---------- Information given ----------
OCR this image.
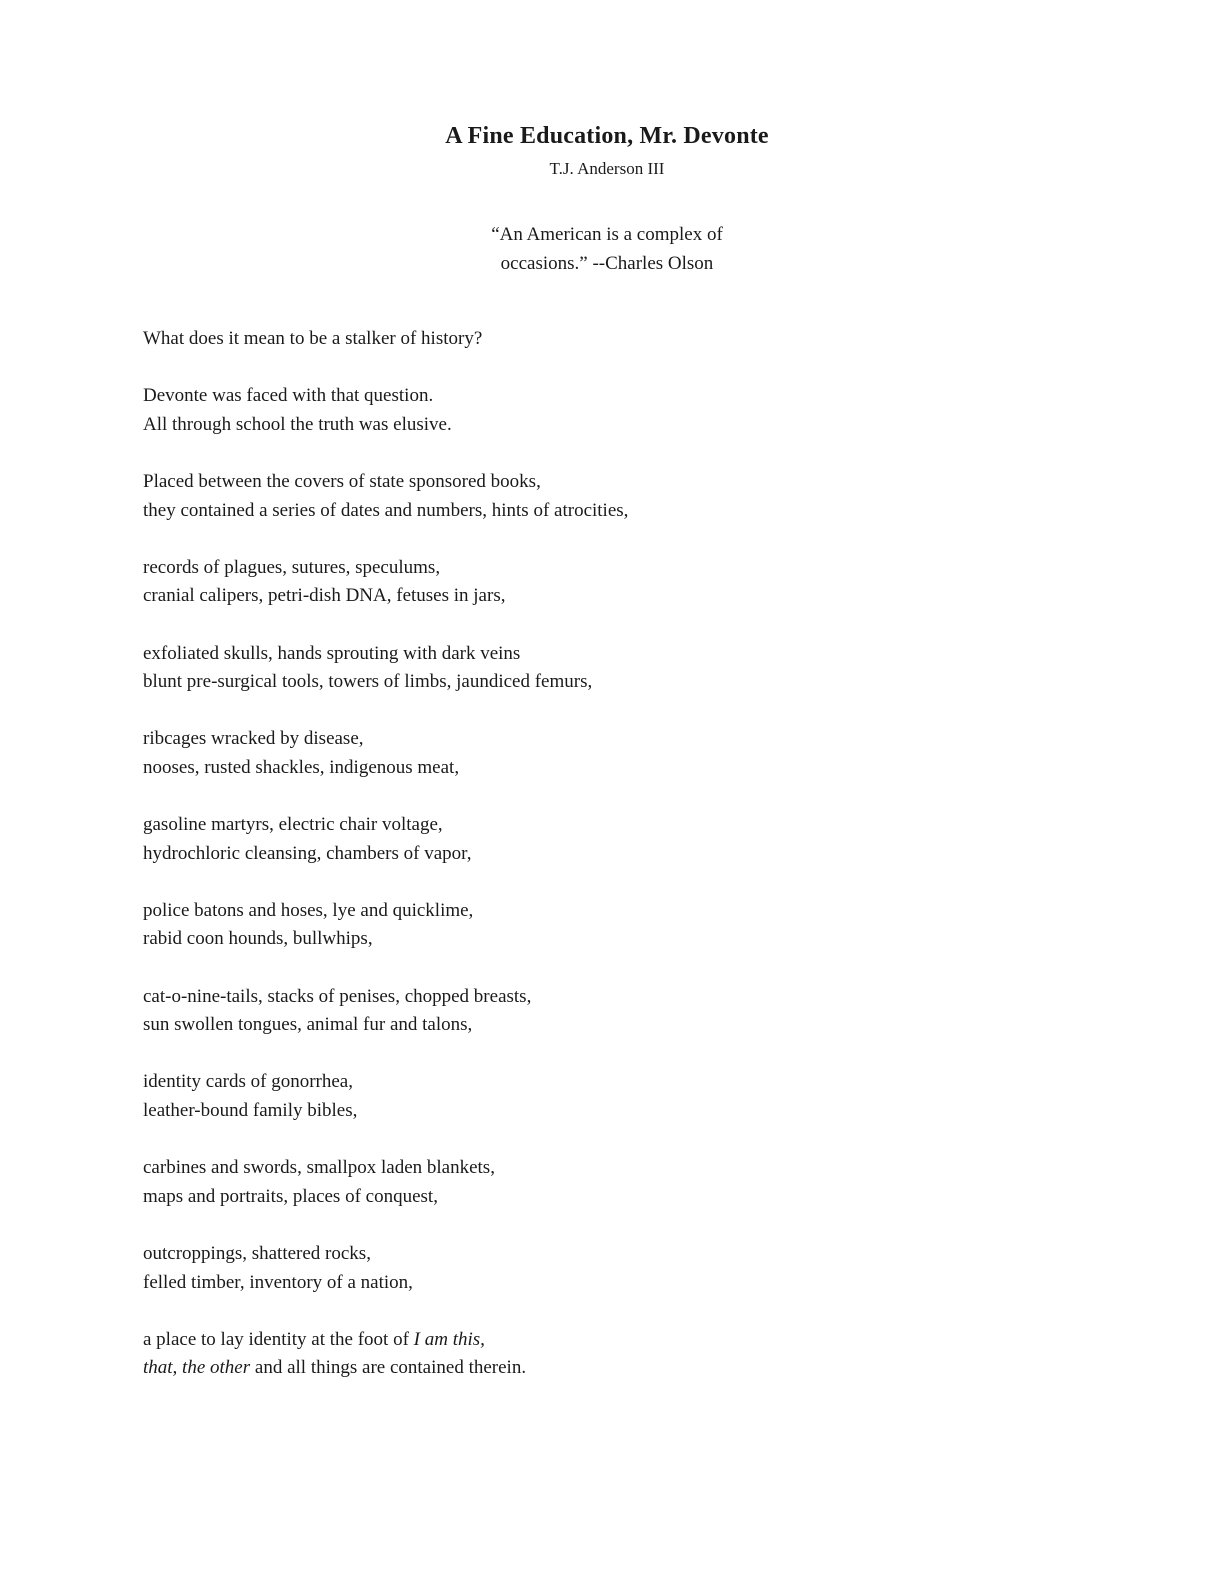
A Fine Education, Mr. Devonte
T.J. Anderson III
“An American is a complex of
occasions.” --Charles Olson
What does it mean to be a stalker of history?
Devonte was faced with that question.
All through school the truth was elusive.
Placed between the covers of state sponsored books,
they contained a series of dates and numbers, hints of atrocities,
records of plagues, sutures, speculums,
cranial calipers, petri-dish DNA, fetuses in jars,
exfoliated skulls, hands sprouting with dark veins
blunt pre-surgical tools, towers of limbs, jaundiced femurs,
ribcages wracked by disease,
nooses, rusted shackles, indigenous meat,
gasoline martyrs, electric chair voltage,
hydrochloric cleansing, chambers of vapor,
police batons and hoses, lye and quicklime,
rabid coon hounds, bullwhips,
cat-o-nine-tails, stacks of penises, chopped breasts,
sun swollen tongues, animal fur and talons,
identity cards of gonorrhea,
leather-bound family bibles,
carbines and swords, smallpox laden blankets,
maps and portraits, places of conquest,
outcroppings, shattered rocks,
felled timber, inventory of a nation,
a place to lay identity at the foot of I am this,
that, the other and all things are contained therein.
----------
---------- Information given ----------
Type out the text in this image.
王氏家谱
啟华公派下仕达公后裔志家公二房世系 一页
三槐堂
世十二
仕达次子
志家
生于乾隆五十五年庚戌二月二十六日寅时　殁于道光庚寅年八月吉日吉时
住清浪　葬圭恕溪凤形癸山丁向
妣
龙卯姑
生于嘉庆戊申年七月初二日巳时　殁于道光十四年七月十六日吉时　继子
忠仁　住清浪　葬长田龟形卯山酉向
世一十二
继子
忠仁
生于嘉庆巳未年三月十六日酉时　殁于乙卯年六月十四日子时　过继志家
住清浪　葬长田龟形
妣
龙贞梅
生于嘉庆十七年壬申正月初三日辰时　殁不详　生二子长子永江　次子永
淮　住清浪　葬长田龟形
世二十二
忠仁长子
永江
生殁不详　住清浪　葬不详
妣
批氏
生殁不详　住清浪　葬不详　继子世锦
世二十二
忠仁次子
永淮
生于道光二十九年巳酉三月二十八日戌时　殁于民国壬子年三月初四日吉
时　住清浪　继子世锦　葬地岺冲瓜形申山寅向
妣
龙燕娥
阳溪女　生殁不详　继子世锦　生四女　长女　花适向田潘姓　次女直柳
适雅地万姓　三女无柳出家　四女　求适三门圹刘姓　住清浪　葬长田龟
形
----------
# To do:
Go over the entries above and say how many lines hold the string "Devonte", with no other text.

# Output for this exercise:
2